INFORMATION SHOWN →
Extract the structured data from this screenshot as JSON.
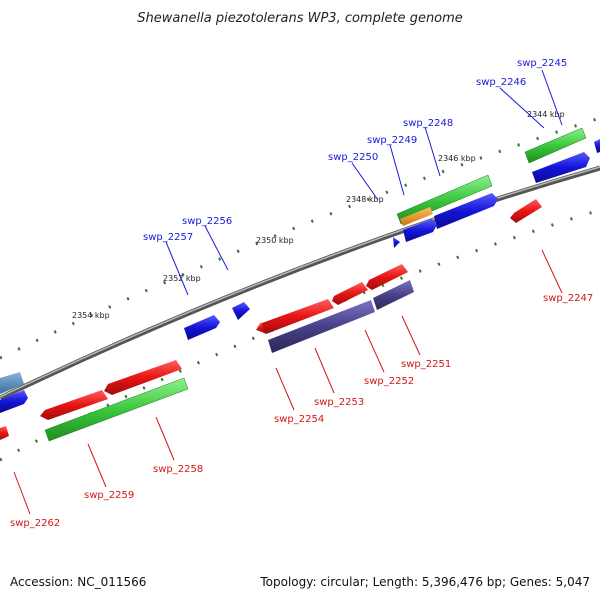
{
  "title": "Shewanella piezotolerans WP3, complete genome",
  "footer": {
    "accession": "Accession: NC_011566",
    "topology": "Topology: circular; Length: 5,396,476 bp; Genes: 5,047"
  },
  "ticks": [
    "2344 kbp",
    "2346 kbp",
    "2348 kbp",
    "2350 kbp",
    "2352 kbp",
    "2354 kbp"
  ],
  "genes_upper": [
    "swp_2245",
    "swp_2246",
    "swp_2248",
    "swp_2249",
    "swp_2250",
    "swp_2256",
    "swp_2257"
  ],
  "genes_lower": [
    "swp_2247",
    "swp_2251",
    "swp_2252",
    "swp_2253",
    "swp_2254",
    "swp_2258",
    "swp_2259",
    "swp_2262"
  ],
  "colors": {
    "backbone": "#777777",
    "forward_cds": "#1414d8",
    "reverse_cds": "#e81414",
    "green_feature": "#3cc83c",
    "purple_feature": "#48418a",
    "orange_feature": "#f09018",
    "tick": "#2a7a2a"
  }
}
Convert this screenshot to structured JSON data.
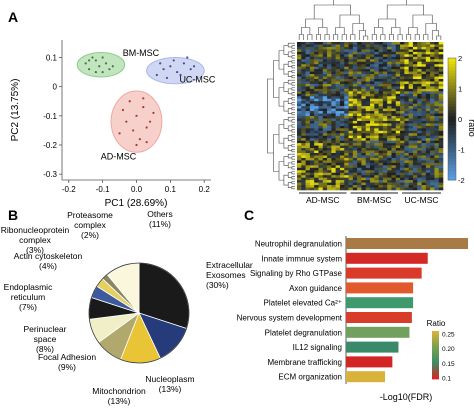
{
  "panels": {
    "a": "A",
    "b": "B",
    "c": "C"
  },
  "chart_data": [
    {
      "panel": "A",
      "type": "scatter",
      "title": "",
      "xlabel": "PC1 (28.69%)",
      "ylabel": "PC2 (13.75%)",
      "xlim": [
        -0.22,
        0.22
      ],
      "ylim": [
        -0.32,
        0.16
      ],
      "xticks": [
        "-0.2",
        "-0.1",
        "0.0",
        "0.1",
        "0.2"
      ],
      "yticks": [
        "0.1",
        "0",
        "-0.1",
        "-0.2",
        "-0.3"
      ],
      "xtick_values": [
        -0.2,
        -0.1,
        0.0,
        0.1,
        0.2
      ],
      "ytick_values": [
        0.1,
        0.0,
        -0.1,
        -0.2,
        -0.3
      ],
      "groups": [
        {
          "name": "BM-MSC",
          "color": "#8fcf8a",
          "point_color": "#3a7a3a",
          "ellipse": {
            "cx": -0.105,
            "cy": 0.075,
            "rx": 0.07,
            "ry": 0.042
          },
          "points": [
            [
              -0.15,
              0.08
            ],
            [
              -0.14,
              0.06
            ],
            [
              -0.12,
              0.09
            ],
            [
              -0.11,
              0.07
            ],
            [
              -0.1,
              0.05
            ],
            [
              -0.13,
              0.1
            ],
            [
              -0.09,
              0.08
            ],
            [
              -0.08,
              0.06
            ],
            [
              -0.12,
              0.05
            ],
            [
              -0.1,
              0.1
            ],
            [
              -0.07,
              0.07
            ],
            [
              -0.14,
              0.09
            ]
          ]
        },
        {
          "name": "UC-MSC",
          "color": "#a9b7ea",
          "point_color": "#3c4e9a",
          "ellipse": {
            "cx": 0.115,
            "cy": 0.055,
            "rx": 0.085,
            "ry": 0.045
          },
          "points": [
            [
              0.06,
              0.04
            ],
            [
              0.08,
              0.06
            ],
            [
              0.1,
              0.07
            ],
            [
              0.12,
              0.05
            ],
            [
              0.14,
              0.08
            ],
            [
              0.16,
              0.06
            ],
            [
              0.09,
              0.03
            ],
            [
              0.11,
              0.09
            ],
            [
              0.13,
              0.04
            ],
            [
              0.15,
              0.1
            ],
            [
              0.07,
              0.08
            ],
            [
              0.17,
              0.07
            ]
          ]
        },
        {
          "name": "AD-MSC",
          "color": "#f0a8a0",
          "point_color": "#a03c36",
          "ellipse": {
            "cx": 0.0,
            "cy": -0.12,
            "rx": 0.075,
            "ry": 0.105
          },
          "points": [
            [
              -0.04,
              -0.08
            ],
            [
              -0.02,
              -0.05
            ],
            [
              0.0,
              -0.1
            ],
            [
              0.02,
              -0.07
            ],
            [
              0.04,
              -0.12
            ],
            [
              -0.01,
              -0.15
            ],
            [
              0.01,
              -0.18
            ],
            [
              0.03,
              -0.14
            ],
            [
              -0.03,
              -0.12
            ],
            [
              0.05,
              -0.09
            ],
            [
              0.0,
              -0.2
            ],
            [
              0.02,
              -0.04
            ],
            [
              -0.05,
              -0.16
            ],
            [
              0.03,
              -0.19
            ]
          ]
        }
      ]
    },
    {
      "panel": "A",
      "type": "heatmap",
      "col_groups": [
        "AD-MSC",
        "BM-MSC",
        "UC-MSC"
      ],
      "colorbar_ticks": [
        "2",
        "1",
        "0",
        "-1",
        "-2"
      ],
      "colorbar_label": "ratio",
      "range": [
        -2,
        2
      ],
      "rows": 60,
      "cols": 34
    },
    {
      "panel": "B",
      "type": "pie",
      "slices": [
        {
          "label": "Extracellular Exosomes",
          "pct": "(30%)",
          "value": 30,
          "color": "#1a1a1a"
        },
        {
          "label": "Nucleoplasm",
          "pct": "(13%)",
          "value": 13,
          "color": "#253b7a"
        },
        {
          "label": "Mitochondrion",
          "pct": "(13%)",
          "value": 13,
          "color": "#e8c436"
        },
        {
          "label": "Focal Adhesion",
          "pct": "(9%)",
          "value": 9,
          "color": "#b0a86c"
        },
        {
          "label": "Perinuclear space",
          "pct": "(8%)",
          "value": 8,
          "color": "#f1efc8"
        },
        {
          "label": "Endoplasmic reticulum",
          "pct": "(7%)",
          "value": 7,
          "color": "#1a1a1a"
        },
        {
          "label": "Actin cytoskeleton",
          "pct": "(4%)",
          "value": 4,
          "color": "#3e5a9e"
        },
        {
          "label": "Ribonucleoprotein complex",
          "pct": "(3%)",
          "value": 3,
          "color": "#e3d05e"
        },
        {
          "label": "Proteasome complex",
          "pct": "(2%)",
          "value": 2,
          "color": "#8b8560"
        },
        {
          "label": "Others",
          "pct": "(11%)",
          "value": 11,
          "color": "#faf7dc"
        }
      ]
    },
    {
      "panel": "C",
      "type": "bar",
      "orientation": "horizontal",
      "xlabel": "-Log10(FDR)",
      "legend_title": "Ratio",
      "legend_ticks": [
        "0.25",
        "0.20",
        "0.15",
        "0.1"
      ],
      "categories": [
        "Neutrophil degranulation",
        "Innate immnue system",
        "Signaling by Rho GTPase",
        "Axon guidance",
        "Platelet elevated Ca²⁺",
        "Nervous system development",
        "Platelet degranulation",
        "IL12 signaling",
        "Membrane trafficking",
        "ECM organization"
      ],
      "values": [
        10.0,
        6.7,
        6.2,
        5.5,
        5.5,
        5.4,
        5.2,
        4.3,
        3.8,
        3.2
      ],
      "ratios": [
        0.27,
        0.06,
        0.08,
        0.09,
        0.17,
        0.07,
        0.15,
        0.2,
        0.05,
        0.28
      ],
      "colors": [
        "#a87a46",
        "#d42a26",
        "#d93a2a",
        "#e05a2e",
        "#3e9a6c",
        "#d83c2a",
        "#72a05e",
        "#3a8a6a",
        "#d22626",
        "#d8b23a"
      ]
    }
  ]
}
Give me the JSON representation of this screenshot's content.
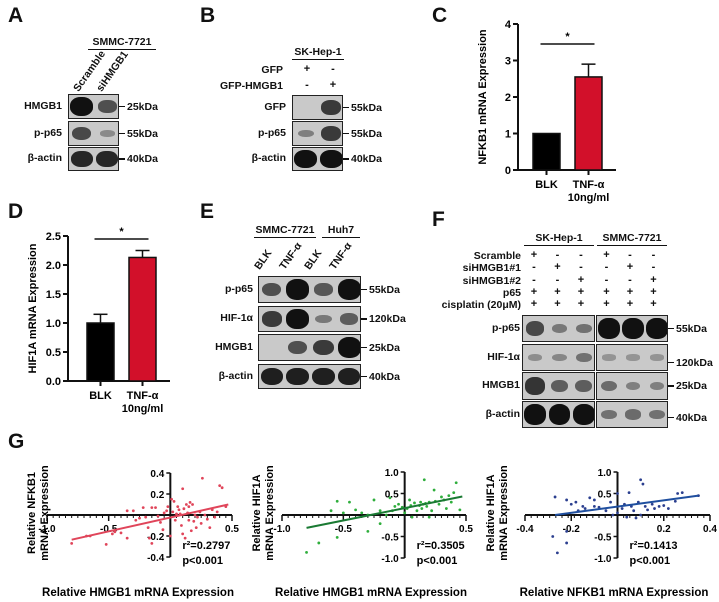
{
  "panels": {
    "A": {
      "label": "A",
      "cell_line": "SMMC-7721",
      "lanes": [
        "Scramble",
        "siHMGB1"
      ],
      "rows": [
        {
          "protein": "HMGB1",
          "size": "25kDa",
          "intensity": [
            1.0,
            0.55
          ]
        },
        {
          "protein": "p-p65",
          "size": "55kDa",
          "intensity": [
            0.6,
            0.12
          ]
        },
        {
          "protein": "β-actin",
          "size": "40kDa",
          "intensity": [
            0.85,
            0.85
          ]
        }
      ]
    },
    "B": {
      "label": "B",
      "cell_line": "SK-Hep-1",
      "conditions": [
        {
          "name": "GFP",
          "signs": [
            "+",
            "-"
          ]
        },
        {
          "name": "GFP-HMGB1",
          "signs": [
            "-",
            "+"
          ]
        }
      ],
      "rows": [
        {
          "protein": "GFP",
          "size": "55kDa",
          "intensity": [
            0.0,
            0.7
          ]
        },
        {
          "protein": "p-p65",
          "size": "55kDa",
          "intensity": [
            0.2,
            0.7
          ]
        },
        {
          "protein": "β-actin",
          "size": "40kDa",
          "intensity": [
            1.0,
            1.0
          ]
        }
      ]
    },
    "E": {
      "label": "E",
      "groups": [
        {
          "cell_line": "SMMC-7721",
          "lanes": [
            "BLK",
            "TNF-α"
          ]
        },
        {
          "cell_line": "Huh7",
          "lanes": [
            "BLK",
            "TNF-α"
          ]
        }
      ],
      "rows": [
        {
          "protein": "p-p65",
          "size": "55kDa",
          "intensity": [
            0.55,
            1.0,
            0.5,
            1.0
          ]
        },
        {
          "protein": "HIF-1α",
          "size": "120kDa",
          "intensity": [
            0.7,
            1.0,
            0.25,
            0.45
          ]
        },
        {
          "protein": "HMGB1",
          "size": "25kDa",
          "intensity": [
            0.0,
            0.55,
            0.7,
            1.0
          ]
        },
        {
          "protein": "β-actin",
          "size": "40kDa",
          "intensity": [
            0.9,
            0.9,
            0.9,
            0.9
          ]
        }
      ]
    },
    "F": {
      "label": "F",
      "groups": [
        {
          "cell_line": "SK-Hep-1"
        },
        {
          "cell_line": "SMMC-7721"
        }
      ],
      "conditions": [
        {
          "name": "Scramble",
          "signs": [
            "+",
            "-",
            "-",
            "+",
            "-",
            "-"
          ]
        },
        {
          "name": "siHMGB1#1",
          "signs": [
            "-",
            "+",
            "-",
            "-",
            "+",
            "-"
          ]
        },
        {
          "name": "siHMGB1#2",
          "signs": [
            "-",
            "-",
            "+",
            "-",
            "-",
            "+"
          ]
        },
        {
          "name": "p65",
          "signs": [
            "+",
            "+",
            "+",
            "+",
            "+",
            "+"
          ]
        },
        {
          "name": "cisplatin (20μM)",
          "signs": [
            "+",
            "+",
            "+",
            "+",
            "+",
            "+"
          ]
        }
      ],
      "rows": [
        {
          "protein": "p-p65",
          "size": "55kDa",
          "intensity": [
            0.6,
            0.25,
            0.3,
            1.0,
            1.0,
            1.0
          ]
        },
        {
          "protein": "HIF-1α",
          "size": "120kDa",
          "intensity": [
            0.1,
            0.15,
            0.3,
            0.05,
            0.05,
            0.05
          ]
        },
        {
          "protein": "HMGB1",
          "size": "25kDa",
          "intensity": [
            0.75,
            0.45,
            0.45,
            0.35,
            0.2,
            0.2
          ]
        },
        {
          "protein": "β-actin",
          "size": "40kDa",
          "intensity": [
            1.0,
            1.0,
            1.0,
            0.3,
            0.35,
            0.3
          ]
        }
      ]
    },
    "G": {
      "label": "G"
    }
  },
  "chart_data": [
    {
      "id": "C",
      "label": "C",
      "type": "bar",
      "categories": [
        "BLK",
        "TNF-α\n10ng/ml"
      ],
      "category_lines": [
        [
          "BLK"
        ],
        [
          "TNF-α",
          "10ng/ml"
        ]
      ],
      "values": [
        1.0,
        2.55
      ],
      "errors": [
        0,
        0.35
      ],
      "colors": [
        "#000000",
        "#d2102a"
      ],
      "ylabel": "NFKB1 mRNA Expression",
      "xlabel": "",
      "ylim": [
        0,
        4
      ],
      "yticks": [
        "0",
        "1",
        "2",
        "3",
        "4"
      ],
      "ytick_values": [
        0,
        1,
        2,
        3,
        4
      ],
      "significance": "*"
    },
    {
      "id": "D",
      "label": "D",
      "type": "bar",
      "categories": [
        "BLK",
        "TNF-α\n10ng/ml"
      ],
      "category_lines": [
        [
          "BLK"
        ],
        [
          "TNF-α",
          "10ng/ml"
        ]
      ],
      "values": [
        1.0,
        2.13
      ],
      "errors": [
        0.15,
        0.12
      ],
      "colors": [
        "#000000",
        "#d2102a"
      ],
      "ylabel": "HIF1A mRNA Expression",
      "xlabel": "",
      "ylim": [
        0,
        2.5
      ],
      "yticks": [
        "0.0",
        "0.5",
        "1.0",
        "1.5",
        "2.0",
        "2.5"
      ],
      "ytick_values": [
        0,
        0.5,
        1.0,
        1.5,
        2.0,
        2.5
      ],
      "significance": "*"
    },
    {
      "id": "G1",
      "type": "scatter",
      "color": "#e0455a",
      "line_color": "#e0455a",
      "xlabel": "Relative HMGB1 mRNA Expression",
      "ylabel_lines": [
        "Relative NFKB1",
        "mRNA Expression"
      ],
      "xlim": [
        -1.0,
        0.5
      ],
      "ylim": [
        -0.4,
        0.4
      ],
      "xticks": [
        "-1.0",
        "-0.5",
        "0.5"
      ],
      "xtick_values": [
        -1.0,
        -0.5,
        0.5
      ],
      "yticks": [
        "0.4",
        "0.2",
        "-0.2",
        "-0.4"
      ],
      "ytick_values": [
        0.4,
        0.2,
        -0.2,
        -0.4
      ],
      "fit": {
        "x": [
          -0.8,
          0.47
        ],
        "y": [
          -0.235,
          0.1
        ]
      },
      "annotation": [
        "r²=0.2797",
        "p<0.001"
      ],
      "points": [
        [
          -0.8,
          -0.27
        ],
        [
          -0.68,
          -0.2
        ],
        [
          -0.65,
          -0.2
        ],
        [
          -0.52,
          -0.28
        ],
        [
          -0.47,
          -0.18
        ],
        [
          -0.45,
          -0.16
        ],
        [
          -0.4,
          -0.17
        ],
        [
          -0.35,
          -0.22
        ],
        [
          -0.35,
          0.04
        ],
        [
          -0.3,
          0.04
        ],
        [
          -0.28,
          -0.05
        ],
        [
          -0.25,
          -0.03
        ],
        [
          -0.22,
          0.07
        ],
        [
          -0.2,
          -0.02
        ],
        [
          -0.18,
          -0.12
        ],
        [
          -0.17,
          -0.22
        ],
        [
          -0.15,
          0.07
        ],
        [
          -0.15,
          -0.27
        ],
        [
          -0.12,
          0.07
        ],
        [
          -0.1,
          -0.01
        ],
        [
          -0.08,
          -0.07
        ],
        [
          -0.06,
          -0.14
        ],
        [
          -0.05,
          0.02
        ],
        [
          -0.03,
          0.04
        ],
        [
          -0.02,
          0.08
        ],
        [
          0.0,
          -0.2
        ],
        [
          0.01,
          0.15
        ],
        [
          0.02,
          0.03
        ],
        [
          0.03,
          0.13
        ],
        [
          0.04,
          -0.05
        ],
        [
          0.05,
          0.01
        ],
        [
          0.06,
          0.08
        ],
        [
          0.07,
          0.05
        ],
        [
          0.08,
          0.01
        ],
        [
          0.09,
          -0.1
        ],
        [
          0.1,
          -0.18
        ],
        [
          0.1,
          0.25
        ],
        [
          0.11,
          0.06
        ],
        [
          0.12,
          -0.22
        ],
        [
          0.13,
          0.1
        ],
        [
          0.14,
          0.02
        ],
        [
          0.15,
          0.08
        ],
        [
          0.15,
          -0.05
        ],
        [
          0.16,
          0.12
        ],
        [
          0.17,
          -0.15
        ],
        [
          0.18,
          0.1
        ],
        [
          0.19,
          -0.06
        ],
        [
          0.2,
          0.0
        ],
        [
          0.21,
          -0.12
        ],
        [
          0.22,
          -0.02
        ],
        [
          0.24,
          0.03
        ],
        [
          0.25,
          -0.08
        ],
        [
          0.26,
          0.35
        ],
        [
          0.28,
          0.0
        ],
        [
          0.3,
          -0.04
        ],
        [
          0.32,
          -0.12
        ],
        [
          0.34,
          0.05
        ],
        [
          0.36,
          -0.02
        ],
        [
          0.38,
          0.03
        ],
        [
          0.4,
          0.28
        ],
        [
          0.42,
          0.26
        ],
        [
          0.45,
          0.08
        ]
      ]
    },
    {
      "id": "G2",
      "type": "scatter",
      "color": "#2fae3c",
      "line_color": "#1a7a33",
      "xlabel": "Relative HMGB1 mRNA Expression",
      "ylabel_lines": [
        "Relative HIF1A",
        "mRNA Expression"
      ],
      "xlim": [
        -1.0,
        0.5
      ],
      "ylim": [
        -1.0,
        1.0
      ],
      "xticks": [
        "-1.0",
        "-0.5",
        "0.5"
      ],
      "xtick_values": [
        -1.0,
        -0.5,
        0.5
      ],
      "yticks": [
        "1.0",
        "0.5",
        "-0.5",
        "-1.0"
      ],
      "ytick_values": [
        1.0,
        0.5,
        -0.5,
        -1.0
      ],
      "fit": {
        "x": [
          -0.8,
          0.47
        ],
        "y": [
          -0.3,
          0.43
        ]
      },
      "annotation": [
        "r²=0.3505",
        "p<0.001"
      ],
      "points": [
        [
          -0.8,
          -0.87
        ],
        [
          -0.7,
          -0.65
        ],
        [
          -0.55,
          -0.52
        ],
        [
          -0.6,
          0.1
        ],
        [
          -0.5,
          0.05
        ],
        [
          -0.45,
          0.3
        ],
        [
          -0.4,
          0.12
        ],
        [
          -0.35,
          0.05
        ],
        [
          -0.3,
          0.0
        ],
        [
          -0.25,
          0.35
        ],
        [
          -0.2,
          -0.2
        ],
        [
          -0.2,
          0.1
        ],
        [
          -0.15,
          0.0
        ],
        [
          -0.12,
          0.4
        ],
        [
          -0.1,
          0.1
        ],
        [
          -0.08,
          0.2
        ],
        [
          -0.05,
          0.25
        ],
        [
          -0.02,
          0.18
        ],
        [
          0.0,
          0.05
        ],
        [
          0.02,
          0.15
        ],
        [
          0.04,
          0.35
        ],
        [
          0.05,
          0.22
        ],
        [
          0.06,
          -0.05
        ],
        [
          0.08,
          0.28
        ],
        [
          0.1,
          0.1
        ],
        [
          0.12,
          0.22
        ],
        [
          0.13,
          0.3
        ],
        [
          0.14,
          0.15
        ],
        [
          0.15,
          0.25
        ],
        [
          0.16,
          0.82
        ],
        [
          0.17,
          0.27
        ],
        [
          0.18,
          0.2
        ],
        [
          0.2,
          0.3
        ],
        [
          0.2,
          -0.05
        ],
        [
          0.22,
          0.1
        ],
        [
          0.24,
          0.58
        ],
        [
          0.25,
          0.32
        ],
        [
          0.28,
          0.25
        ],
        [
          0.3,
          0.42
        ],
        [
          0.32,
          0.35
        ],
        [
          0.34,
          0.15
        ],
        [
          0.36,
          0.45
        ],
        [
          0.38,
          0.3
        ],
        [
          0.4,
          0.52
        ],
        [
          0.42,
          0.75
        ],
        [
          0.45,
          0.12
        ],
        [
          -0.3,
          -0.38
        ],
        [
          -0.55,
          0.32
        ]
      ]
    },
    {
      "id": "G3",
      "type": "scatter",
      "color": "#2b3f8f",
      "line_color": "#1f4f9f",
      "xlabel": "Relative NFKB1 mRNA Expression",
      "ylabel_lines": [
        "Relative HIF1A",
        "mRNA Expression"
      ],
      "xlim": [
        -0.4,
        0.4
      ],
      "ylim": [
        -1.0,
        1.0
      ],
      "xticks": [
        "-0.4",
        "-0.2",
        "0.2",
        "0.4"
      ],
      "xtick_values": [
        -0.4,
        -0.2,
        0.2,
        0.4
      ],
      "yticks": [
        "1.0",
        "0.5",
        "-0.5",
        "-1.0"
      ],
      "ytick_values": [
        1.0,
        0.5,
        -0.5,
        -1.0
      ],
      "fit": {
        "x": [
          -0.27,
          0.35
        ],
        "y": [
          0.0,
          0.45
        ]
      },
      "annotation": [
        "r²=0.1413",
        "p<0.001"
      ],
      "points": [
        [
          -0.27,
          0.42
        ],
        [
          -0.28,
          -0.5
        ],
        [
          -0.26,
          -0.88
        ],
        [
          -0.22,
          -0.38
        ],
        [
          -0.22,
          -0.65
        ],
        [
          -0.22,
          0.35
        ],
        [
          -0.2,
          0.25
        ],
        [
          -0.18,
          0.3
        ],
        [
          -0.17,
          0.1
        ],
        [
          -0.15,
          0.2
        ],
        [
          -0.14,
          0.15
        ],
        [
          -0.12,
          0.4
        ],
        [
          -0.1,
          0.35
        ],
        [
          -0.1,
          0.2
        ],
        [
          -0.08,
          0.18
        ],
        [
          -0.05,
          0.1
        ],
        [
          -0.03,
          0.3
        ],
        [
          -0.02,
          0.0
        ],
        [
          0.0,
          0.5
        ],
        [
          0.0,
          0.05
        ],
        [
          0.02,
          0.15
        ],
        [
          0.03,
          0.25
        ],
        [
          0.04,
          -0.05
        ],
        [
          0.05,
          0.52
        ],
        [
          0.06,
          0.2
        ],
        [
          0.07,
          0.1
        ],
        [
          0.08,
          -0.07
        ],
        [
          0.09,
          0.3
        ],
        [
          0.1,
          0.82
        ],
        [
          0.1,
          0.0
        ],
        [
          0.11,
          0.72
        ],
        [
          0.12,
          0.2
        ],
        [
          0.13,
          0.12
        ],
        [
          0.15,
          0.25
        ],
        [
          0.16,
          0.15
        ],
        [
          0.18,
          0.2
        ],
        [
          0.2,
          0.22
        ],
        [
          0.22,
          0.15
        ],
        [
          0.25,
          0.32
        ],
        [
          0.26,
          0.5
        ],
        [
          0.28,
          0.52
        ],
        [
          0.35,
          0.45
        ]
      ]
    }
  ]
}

REQUIRED WORK → What is needed is every line of the records above that contains the word "system".

RESPONSE TO THE EXERCISE →
        "Innate immnue system",
        "Nervous system development",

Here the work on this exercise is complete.